_SET EXERCISE_:
Print the full listing exactly.
------ DATA TO USE
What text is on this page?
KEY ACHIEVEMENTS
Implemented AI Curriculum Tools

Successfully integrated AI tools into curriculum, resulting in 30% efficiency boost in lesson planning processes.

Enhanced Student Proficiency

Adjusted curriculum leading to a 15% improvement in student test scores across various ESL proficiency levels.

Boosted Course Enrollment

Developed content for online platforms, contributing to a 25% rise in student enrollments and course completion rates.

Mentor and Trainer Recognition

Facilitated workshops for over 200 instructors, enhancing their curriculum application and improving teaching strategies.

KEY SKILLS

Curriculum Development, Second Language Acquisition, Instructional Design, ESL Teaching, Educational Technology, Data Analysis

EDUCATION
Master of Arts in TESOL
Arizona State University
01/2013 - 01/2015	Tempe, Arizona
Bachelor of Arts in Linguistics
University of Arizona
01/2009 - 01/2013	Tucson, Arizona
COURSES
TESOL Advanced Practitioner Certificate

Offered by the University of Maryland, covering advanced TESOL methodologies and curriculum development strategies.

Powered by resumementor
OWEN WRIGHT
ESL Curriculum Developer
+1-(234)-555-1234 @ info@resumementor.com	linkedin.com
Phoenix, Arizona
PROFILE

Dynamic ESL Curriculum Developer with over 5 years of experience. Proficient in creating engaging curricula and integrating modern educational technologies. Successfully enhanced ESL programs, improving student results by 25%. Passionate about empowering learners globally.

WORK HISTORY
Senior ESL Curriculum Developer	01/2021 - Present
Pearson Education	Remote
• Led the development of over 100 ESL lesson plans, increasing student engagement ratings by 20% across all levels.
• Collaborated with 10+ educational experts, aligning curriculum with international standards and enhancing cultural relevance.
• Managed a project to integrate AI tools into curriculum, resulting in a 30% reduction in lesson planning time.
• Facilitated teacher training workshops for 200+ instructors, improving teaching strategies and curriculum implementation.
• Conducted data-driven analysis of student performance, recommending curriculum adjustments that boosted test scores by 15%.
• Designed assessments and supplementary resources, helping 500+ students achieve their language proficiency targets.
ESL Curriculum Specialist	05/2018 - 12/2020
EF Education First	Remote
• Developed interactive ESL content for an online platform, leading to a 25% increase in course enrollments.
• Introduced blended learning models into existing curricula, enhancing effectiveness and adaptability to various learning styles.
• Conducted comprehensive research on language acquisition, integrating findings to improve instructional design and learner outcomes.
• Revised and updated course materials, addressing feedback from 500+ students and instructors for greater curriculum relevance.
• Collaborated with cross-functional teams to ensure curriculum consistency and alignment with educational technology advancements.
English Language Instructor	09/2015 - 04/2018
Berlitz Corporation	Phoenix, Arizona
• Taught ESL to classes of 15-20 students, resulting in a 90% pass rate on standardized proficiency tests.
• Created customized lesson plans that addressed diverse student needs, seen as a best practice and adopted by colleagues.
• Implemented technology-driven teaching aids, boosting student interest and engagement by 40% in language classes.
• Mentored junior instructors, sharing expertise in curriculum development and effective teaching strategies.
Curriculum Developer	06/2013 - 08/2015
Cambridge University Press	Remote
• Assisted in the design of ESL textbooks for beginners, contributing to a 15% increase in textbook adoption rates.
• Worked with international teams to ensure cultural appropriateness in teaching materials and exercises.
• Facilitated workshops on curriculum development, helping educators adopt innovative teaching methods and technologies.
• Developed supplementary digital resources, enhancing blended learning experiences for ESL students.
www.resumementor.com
------------
_SOLUTION TO THIS TASK_:
What text is on this page?
KEY ACHIEVEMENTS
Implemented AI Curriculum Tools

Successfully integrated AI tools into curriculum, resulting in 30% efficiency boost in lesson planning processes.

Enhanced Student Proficiency

Adjusted curriculum leading to a 15% improvement in student test scores across various ESL proficiency levels.

Boosted Course Enrollment

Developed content for online platforms, contributing to a 25% rise in student enrollments and course completion rates.

Mentor and Trainer Recognition

Facilitated workshops for over 200 instructors, enhancing their curriculum application and improving teaching strategies.

KEY SKILLS

Curriculum Development, Second Language Acquisition, Instructional Design, ESL Teaching, Educational Technology, Data Analysis

EDUCATION
Master of Arts in TESOL
Arizona State University
01/2013 - 01/2015	Tempe, Arizona
Bachelor of Arts in Linguistics
University of Arizona
01/2009 - 01/2013	Tucson, Arizona
COURSES
TESOL Advanced Practitioner Certificate

Offered by the University of Maryland, covering advanced TESOL methodologies and curriculum development strategies.

Powered by resumementor
OWEN WRIGHT
ESL Curriculum Developer
+1-(234)-555-1234 @ info@resumementor.com	linkedin.com
Phoenix, Arizona
PROFILE

Dynamic ESL Curriculum Developer with over 5 years of experience. Proficient in creating engaging curricula and integrating modern educational technologies. Successfully enhanced ESL programs, improving student results by 25%. Passionate about empowering learners globally.

WORK HISTORY
Senior ESL Curriculum Developer	01/2021 - Present
Pearson Education	Remote
• Led the development of over 100 ESL lesson plans, increasing student engagement ratings by 20% across all levels.
• Collaborated with 10+ educational experts, aligning curriculum with international standards and enhancing cultural relevance.
• Managed a project to integrate AI tools into curriculum, resulting in a 30% reduction in lesson planning time.
• Facilitated teacher training workshops for 200+ instructors, improving teaching strategies and curriculum implementation.
• Conducted data-driven analysis of student performance, recommending curriculum adjustments that boosted test scores by 15%.
• Designed assessments and supplementary resources, helping 500+ students achieve their language proficiency targets.
ESL Curriculum Specialist	05/2018 - 12/2020
EF Education First	Remote
• Developed interactive ESL content for an online platform, leading to a 25% increase in course enrollments.
• Introduced blended learning models into existing curricula, enhancing effectiveness and adaptability to various learning styles.
• Conducted comprehensive research on language acquisition, integrating findings to improve instructional design and learner outcomes.
• Revised and updated course materials, addressing feedback from 500+ students and instructors for greater curriculum relevance.
• Collaborated with cross-functional teams to ensure curriculum consistency and alignment with educational technology advancements.
English Language Instructor	09/2015 - 04/2018
Berlitz Corporation	Phoenix, Arizona
• Taught ESL to classes of 15-20 students, resulting in a 90% pass rate on standardized proficiency tests.
• Created customized lesson plans that addressed diverse student needs, seen as a best practice and adopted by colleagues.
• Implemented technology-driven teaching aids, boosting student interest and engagement by 40% in language classes.
• Mentored junior instructors, sharing expertise in curriculum development and effective teaching strategies.
Curriculum Developer	06/2013 - 08/2015
Cambridge University Press	Remote
• Assisted in the design of ESL textbooks for beginners, contributing to a 15% increase in textbook adoption rates.
• Worked with international teams to ensure cultural appropriateness in teaching materials and exercises.
• Facilitated workshops on curriculum development, helping educators adopt innovative teaching methods and technologies.
• Developed supplementary digital resources, enhancing blended learning experiences for ESL students.
www.resumementor.com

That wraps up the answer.